WRITTEN INSTRUCTION> Below is a block of data; give all of it again word for word.

>> start DATA ROWS

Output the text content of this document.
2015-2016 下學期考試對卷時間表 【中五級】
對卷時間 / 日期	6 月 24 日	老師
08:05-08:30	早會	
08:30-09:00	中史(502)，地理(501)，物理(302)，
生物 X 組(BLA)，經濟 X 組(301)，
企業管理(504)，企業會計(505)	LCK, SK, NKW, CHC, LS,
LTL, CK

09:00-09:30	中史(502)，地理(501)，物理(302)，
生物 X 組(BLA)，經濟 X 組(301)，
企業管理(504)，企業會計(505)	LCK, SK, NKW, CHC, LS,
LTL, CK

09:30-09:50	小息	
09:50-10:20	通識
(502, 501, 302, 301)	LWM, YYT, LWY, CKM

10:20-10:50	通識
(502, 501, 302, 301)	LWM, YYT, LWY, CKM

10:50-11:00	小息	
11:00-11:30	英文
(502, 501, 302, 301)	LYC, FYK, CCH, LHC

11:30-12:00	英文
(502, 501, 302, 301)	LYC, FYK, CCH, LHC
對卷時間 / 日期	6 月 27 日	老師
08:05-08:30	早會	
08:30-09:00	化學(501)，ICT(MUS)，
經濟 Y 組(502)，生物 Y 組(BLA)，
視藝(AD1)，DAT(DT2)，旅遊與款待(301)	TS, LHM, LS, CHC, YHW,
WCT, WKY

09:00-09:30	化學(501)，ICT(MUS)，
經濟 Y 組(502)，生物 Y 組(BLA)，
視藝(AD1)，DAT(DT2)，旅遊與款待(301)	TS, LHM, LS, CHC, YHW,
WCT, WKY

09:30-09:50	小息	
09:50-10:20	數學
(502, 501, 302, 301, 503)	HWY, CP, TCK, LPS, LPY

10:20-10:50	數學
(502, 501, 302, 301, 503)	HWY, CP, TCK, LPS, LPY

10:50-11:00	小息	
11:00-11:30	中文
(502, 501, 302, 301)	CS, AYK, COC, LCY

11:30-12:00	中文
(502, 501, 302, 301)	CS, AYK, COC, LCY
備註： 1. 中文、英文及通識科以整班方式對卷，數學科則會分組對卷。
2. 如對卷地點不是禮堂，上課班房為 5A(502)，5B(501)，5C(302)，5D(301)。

>> end DATA ROWS

WRITTEN RESPONSE>
Output the text content of this document.
2015-2016 下學期考試對卷時間表 【中五級】
對卷時間 / 日期	6 月 24 日	老師
08:05-08:30	早會	
08:30-09:00	中史(502)，地理(501)，物理(302)，
生物 X 組(BLA)，經濟 X 組(301)，
企業管理(504)，企業會計(505)	LCK, SK, NKW, CHC, LS,
LTL, CK

09:00-09:30	中史(502)，地理(501)，物理(302)，
生物 X 組(BLA)，經濟 X 組(301)，
企業管理(504)，企業會計(505)	LCK, SK, NKW, CHC, LS,
LTL, CK

09:30-09:50	小息	
09:50-10:20	通識
(502, 501, 302, 301)	LWM, YYT, LWY, CKM

10:20-10:50	通識
(502, 501, 302, 301)	LWM, YYT, LWY, CKM

10:50-11:00	小息	
11:00-11:30	英文
(502, 501, 302, 301)	LYC, FYK, CCH, LHC

11:30-12:00	英文
(502, 501, 302, 301)	LYC, FYK, CCH, LHC
對卷時間 / 日期	6 月 27 日	老師
08:05-08:30	早會	
08:30-09:00	化學(501)，ICT(MUS)，
經濟 Y 組(502)，生物 Y 組(BLA)，
視藝(AD1)，DAT(DT2)，旅遊與款待(301)	TS, LHM, LS, CHC, YHW,
WCT, WKY

09:00-09:30	化學(501)，ICT(MUS)，
經濟 Y 組(502)，生物 Y 組(BLA)，
視藝(AD1)，DAT(DT2)，旅遊與款待(301)	TS, LHM, LS, CHC, YHW,
WCT, WKY

09:30-09:50	小息	
09:50-10:20	數學
(502, 501, 302, 301, 503)	HWY, CP, TCK, LPS, LPY

10:20-10:50	數學
(502, 501, 302, 301, 503)	HWY, CP, TCK, LPS, LPY

10:50-11:00	小息	
11:00-11:30	中文
(502, 501, 302, 301)	CS, AYK, COC, LCY

11:30-12:00	中文
(502, 501, 302, 301)	CS, AYK, COC, LCY
備註： 1. 中文、英文及通識科以整班方式對卷，數學科則會分組對卷。
2. 如對卷地點不是禮堂，上課班房為 5A(502)，5B(501)，5C(302)，5D(301)。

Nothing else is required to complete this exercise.